◆ Task brief:
Copy out the listing exactly.

◆ Data shown:
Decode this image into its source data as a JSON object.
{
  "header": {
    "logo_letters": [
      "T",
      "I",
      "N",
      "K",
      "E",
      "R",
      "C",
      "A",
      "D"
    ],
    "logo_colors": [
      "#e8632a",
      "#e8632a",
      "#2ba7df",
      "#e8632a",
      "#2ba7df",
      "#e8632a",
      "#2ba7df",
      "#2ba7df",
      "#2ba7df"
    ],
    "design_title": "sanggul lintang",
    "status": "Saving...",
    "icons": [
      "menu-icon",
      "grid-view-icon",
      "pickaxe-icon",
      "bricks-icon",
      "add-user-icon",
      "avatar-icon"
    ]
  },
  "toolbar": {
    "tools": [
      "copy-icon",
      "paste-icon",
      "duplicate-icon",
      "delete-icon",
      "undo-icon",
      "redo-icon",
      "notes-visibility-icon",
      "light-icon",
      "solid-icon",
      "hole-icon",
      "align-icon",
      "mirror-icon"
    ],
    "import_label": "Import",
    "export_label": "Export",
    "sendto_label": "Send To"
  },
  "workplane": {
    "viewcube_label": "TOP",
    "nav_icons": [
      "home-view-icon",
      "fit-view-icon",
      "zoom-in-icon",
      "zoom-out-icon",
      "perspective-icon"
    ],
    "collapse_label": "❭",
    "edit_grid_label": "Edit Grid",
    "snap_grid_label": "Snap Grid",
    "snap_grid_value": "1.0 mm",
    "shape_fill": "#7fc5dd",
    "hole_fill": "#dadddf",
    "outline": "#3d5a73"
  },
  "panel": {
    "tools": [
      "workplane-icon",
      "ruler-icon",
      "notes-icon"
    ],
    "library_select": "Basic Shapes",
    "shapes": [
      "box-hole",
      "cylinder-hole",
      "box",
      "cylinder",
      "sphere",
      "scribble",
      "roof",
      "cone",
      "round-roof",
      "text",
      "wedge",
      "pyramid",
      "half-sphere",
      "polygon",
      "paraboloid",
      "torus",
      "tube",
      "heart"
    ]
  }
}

◆ Result of the exercise:
Decode this image into its source data as a JSON object.
{
  "header": {
    "logo_letters": [
      "T",
      "I",
      "N",
      "K",
      "E",
      "R",
      "C",
      "A",
      "D"
    ],
    "logo_colors": [
      "#e8632a",
      "#e8632a",
      "#2ba7df",
      "#e8632a",
      "#2ba7df",
      "#e8632a",
      "#2ba7df",
      "#2ba7df",
      "#2ba7df"
    ],
    "design_title": "sanggul lintang",
    "status": "Saving...",
    "icons": [
      "menu-icon",
      "grid-view-icon",
      "pickaxe-icon",
      "bricks-icon",
      "add-user-icon",
      "avatar-icon"
    ]
  },
  "toolbar": {
    "tools": [
      "copy-icon",
      "paste-icon",
      "duplicate-icon",
      "delete-icon",
      "undo-icon",
      "redo-icon",
      "notes-visibility-icon",
      "light-icon",
      "solid-icon",
      "hole-icon",
      "align-icon",
      "mirror-icon"
    ],
    "import_label": "Import",
    "export_label": "Export",
    "sendto_label": "Send To"
  },
  "workplane": {
    "viewcube_label": "TOP",
    "nav_icons": [
      "home-view-icon",
      "fit-view-icon",
      "zoom-in-icon",
      "zoom-out-icon",
      "perspective-icon"
    ],
    "collapse_label": "❭",
    "edit_grid_label": "Edit Grid",
    "snap_grid_label": "Snap Grid",
    "snap_grid_value": "1.0 mm",
    "shape_fill": "#7fc5dd",
    "hole_fill": "#dadddf",
    "outline": "#3d5a73"
  },
  "panel": {
    "tools": [
      "workplane-icon",
      "ruler-icon",
      "notes-icon"
    ],
    "library_select": "Basic Shapes",
    "shapes": [
      "box-hole",
      "cylinder-hole",
      "box",
      "cylinder",
      "sphere",
      "scribble",
      "roof",
      "cone",
      "round-roof",
      "text",
      "wedge",
      "pyramid",
      "half-sphere",
      "polygon",
      "paraboloid",
      "torus",
      "tube",
      "heart"
    ]
  }
}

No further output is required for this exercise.